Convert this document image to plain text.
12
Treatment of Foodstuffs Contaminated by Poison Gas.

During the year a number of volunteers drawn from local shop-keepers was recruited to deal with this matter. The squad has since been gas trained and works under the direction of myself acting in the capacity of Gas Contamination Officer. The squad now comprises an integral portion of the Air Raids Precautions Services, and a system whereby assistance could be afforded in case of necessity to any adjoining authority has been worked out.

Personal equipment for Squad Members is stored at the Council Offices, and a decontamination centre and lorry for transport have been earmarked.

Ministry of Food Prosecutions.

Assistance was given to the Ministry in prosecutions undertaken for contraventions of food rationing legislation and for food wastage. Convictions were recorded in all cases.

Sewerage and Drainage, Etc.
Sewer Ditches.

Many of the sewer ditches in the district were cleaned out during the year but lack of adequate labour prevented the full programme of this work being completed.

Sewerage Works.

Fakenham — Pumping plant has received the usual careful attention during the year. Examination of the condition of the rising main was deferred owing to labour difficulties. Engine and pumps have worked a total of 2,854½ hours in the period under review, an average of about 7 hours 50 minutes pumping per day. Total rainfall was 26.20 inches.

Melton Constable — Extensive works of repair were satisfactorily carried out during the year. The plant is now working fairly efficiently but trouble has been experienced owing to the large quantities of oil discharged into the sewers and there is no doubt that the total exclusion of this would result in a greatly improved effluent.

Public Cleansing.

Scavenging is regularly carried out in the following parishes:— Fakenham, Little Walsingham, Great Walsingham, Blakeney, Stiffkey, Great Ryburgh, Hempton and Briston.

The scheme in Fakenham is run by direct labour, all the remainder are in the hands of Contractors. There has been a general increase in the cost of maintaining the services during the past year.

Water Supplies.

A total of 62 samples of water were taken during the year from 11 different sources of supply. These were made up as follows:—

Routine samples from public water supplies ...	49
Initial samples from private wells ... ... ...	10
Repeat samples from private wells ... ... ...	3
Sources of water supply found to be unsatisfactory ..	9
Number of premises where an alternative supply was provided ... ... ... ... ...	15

→ WHAT THE TASK ASKS
For each line of the entries that includes "Sewerage", show that line.

→ REPLY TO THE EXERCISE
Sewerage and Drainage, Etc.
Sewerage Works.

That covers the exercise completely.